Select lines where the word "Definições" appears.

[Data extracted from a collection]
:::

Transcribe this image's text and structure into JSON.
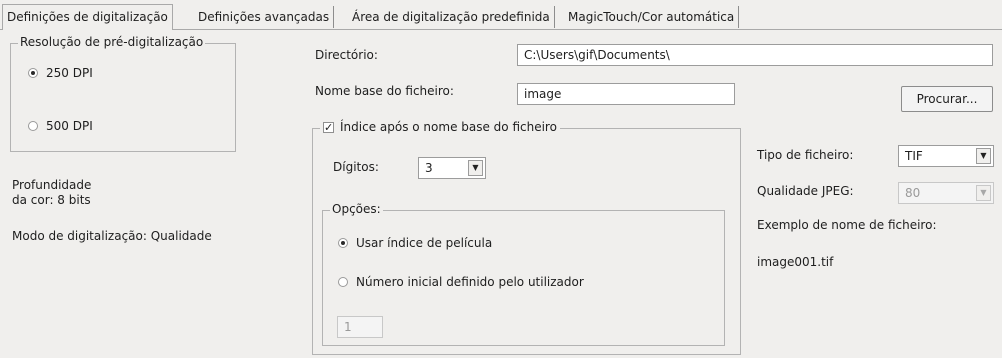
{
  "tabs": [
    {
      "label": "Definições de digitalização",
      "active": true
    },
    {
      "label": "Definições avançadas",
      "active": false
    },
    {
      "label": "Área de digitalização predefinida",
      "active": false
    },
    {
      "label": "MagicTouch/Cor automática",
      "active": false
    }
  ],
  "prescan": {
    "legend": "Resolução de pré-digitalização",
    "options": [
      {
        "label": "250 DPI",
        "selected": true
      },
      {
        "label": "500 DPI",
        "selected": false
      }
    ]
  },
  "info": {
    "depth_line1": "Profundidade",
    "depth_line2": "da cor: 8 bits",
    "mode": "Modo de digitalização: Qualidade"
  },
  "directory": {
    "label": "Directório:",
    "value": "C:\\Users\\gif\\Documents\\"
  },
  "basename": {
    "label": "Nome base do ficheiro:",
    "value": "image"
  },
  "browse_label": "Procurar...",
  "index": {
    "label": "Índice após o nome base do ficheiro",
    "checked": true,
    "digits_label": "Dígitos:",
    "digits_value": "3",
    "options_legend": "Opções:",
    "use_film_index": "Usar índice de película",
    "user_start": "Número inicial definido pelo utilizador",
    "start_value": "1"
  },
  "filetype": {
    "label": "Tipo de ficheiro:",
    "value": "TIF"
  },
  "jpeg": {
    "label": "Qualidade JPEG:",
    "value": "80"
  },
  "example": {
    "label": "Exemplo de nome de ficheiro:",
    "value": "image001.tif"
  }
}
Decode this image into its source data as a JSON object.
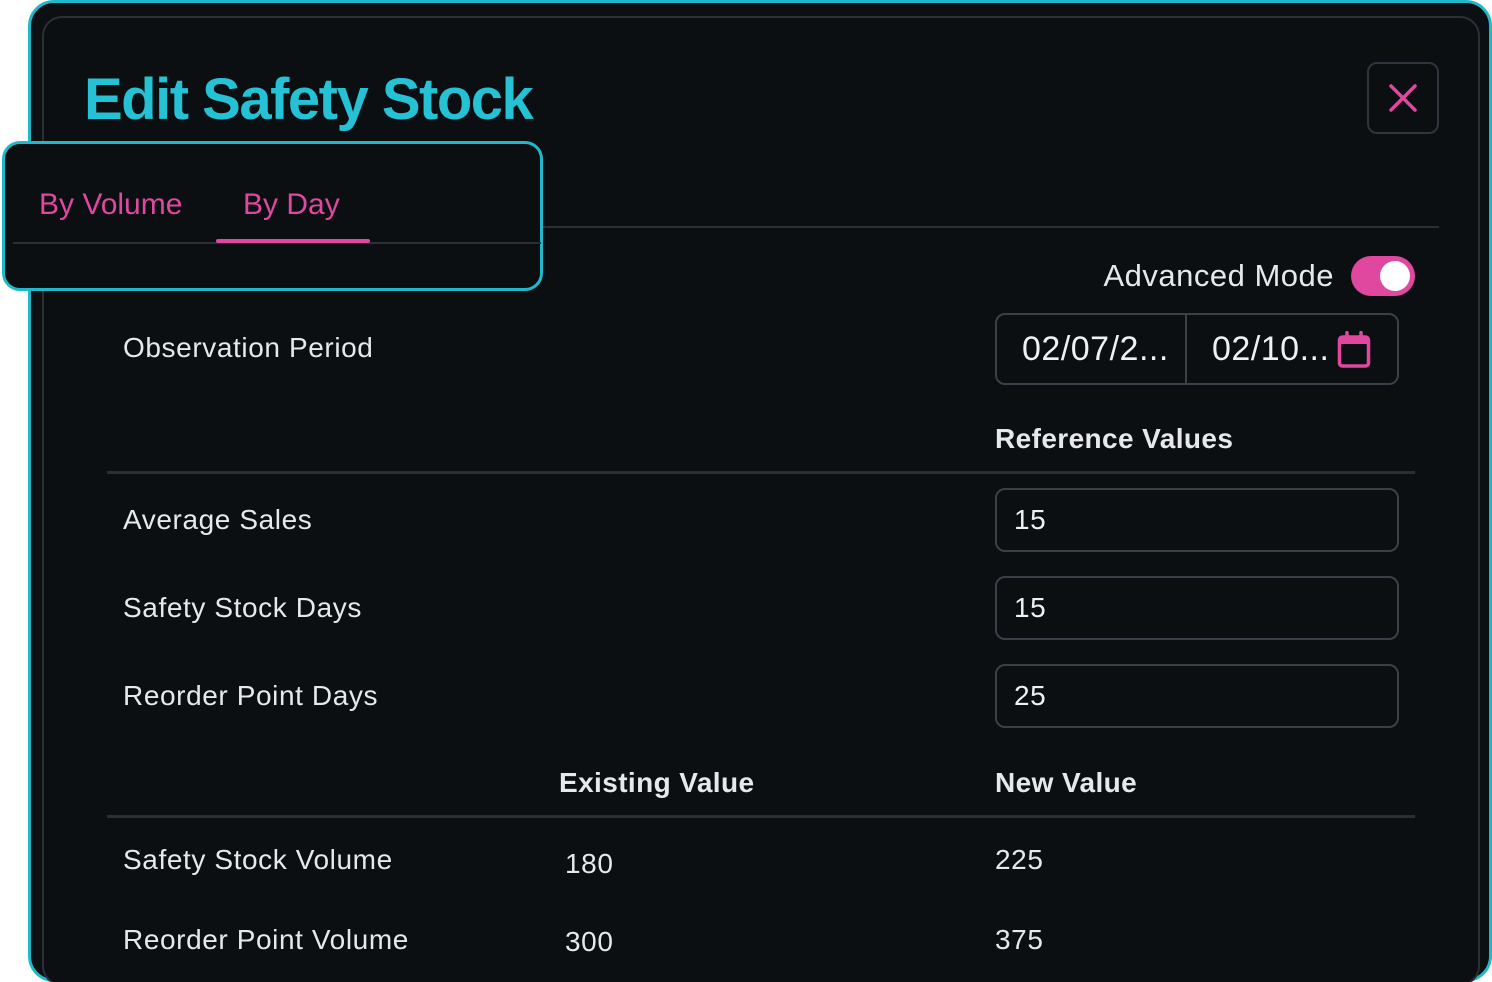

:::

▶ PROBLEM SOLUTION
      "label": "Definições de digitalização",
      "label": "Definições avançadas",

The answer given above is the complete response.